■ **What is required**:
Output every line of the material exactly, omitting images.

Records that describe figures:
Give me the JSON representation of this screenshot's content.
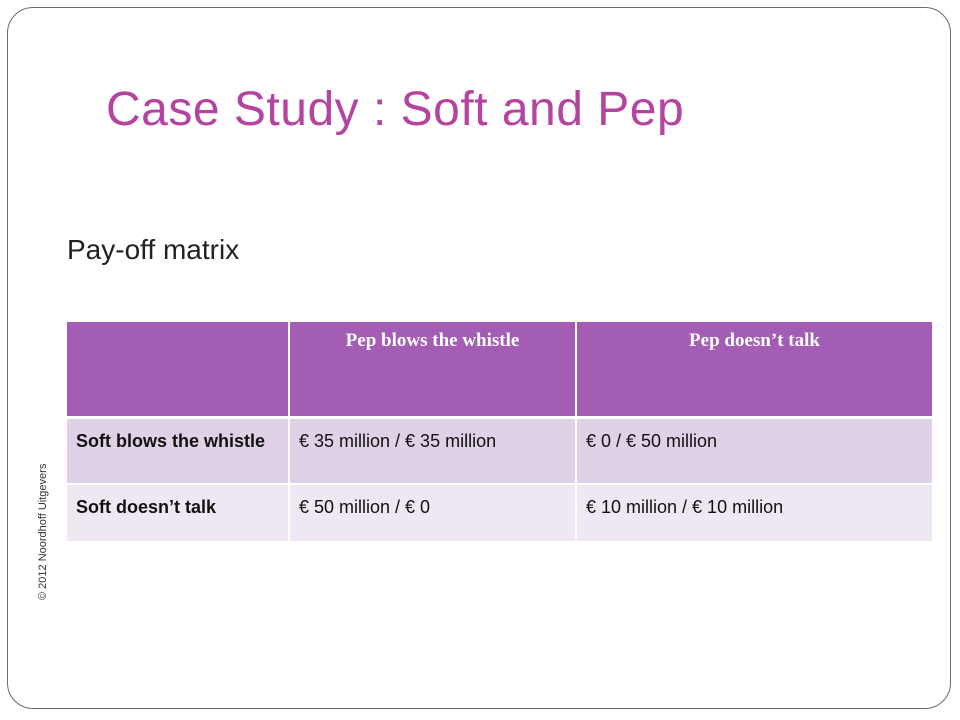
{
  "slide": {
    "title": "Case Study : Soft and Pep",
    "subtitle": "Pay-off matrix",
    "copyright": "© 2012 Noordhoff Uitgevers"
  },
  "table": {
    "headers": [
      "",
      "Pep blows the whistle",
      "Pep doesn’t talk"
    ],
    "rows": [
      {
        "label": "Soft blows the whistle",
        "cells": [
          "€ 35 million / € 35 million",
          "€ 0 / € 50 million"
        ]
      },
      {
        "label": "Soft doesn’t talk",
        "cells": [
          "€ 50 million / € 0",
          "€ 10 million / € 10 million"
        ]
      }
    ]
  },
  "colors": {
    "title": "#b4449f",
    "header_bg": "#a45db4",
    "row1_bg": "#dfd1e6",
    "row2_bg": "#efe8f2"
  }
}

■ **Expected answer**:
Give me the JSON representation of this screenshot's content.
{
  "slide": {
    "title": "Case Study : Soft and Pep",
    "subtitle": "Pay-off matrix",
    "copyright": "© 2012 Noordhoff Uitgevers"
  },
  "table": {
    "headers": [
      "",
      "Pep blows the whistle",
      "Pep doesn’t talk"
    ],
    "rows": [
      {
        "label": "Soft blows the whistle",
        "cells": [
          "€ 35 million / € 35 million",
          "€ 0 / € 50 million"
        ]
      },
      {
        "label": "Soft doesn’t talk",
        "cells": [
          "€ 50 million / € 0",
          "€ 10 million / € 10 million"
        ]
      }
    ]
  },
  "colors": {
    "title": "#b4449f",
    "header_bg": "#a45db4",
    "row1_bg": "#dfd1e6",
    "row2_bg": "#efe8f2"
  }
}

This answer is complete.